Rows from a dataset:
•••••
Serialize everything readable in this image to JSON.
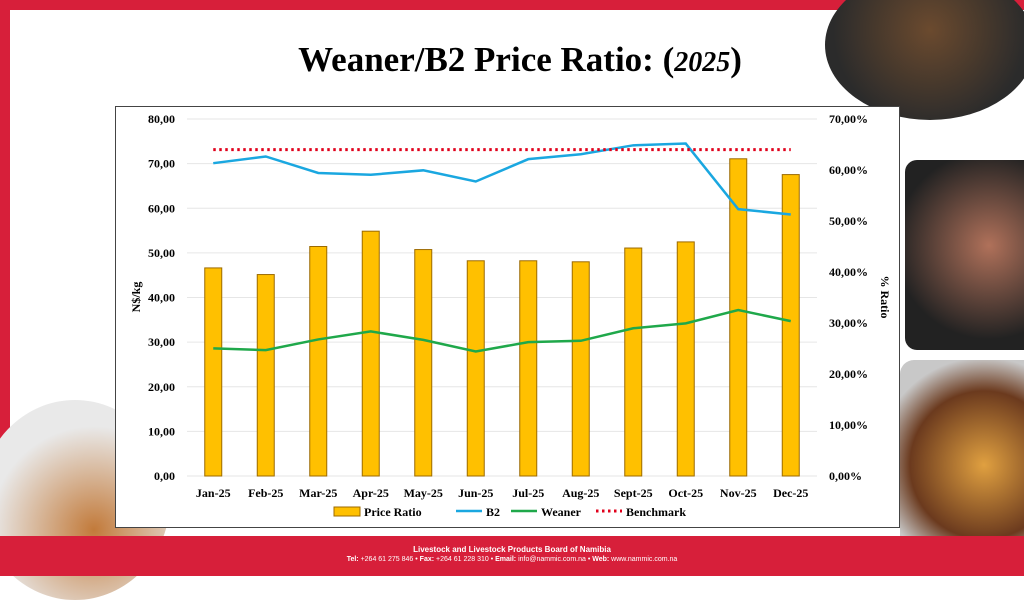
{
  "title": {
    "main": "Weaner/B2 Price Ratio: (",
    "year": "2025",
    "close": ")"
  },
  "footer": {
    "org": "Livestock and Livestock Products Board of Namibia",
    "tel_label": "Tel:",
    "tel": "+264 61 275 846",
    "fax_label": "Fax:",
    "fax": "+264 61 228 310",
    "email_label": "Email:",
    "email": "info@nammic.com.na",
    "web_label": "Web:",
    "web": "www.nammic.com.na"
  },
  "colors": {
    "frame": "#d71f3a",
    "bars": "#ffc000",
    "bar_border": "#9c6a00",
    "b2": "#1aa7e0",
    "weaner": "#1fa84a",
    "benchmark": "#e0001b"
  },
  "chart_data": {
    "type": "bar+line",
    "categories": [
      "Jan-25",
      "Feb-25",
      "Mar-25",
      "Apr-25",
      "May-25",
      "Jun-25",
      "Jul-25",
      "Aug-25",
      "Sept-25",
      "Oct-25",
      "Nov-25",
      "Dec-25"
    ],
    "ylabel": "N$/kg",
    "y2label": "% Ratio",
    "ylim": [
      0,
      80
    ],
    "y2lim": [
      0,
      70
    ],
    "yticks": [
      "0,00",
      "10,00",
      "20,00",
      "30,00",
      "40,00",
      "50,00",
      "60,00",
      "70,00",
      "80,00"
    ],
    "y2ticks": [
      "0,00%",
      "10,00%",
      "20,00%",
      "30,00%",
      "40,00%",
      "50,00%",
      "60,00%",
      "70,00%"
    ],
    "grid": true,
    "legend_position": "bottom",
    "series": [
      {
        "name": "Price Ratio",
        "type": "bar",
        "axis": "right",
        "values": [
          40.8,
          39.5,
          45.0,
          48.0,
          44.4,
          42.2,
          42.2,
          42.0,
          44.7,
          45.9,
          62.2,
          59.1
        ]
      },
      {
        "name": "B2",
        "type": "line",
        "axis": "left",
        "values": [
          70.1,
          71.6,
          67.9,
          67.5,
          68.5,
          66.0,
          71.0,
          72.1,
          74.1,
          74.5,
          59.8,
          58.6
        ]
      },
      {
        "name": "Weaner",
        "type": "line",
        "axis": "left",
        "values": [
          28.6,
          28.2,
          30.6,
          32.4,
          30.5,
          27.9,
          30.0,
          30.3,
          33.1,
          34.2,
          37.2,
          34.7
        ]
      },
      {
        "name": "Benchmark",
        "type": "dotted-line",
        "axis": "right",
        "values": [
          64,
          64,
          64,
          64,
          64,
          64,
          64,
          64,
          64,
          64,
          64,
          64
        ]
      }
    ]
  }
}
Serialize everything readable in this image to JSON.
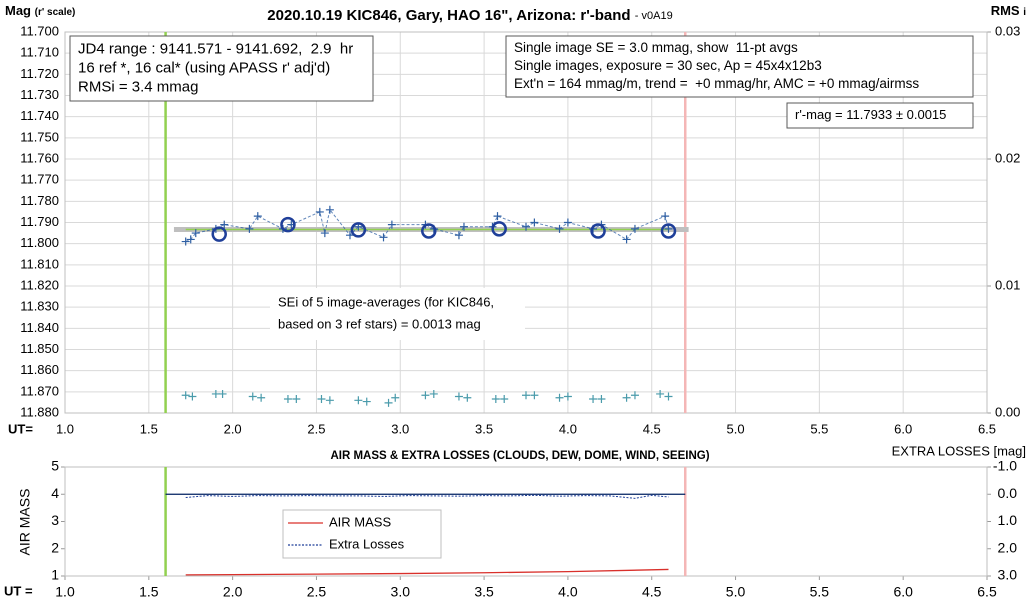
•••••
Using the data above, print every line exactly, omitting pictures.

Serialize everything readable in this image to JSON.
{
  "title": {
    "main": "Weaner/B2 Price Ratio: (",
    "year": "2025",
    "close": ")"
  },
  "footer": {
    "org": "Livestock and Livestock Products Board of Namibia",
    "tel_label": "Tel:",
    "tel": "+264 61 275 846",
    "fax_label": "Fax:",
    "fax": "+264 61 228 310",
    "email_label": "Email:",
    "email": "info@nammic.com.na",
    "web_label": "Web:",
    "web": "www.nammic.com.na"
  },
  "colors": {
    "frame": "#d71f3a",
    "bars": "#ffc000",
    "bar_border": "#9c6a00",
    "b2": "#1aa7e0",
    "weaner": "#1fa84a",
    "benchmark": "#e0001b"
  },
  "chart_data": {
    "type": "bar+line",
    "categories": [
      "Jan-25",
      "Feb-25",
      "Mar-25",
      "Apr-25",
      "May-25",
      "Jun-25",
      "Jul-25",
      "Aug-25",
      "Sept-25",
      "Oct-25",
      "Nov-25",
      "Dec-25"
    ],
    "ylabel": "N$/kg",
    "y2label": "% Ratio",
    "ylim": [
      0,
      80
    ],
    "y2lim": [
      0,
      70
    ],
    "yticks": [
      "0,00",
      "10,00",
      "20,00",
      "30,00",
      "40,00",
      "50,00",
      "60,00",
      "70,00",
      "80,00"
    ],
    "y2ticks": [
      "0,00%",
      "10,00%",
      "20,00%",
      "30,00%",
      "40,00%",
      "50,00%",
      "60,00%",
      "70,00%"
    ],
    "grid": true,
    "legend_position": "bottom",
    "series": [
      {
        "name": "Price Ratio",
        "type": "bar",
        "axis": "right",
        "values": [
          40.8,
          39.5,
          45.0,
          48.0,
          44.4,
          42.2,
          42.2,
          42.0,
          44.7,
          45.9,
          62.2,
          59.1
        ]
      },
      {
        "name": "B2",
        "type": "line",
        "axis": "left",
        "values": [
          70.1,
          71.6,
          67.9,
          67.5,
          68.5,
          66.0,
          71.0,
          72.1,
          74.1,
          74.5,
          59.8,
          58.6
        ]
      },
      {
        "name": "Weaner",
        "type": "line",
        "axis": "left",
        "values": [
          28.6,
          28.2,
          30.6,
          32.4,
          30.5,
          27.9,
          30.0,
          30.3,
          33.1,
          34.2,
          37.2,
          34.7
        ]
      },
      {
        "name": "Benchmark",
        "type": "dotted-line",
        "axis": "right",
        "values": [
          64,
          64,
          64,
          64,
          64,
          64,
          64,
          64,
          64,
          64,
          64,
          64
        ]
      }
    ]
  }
}
Serialize everything readable in this image to JSON.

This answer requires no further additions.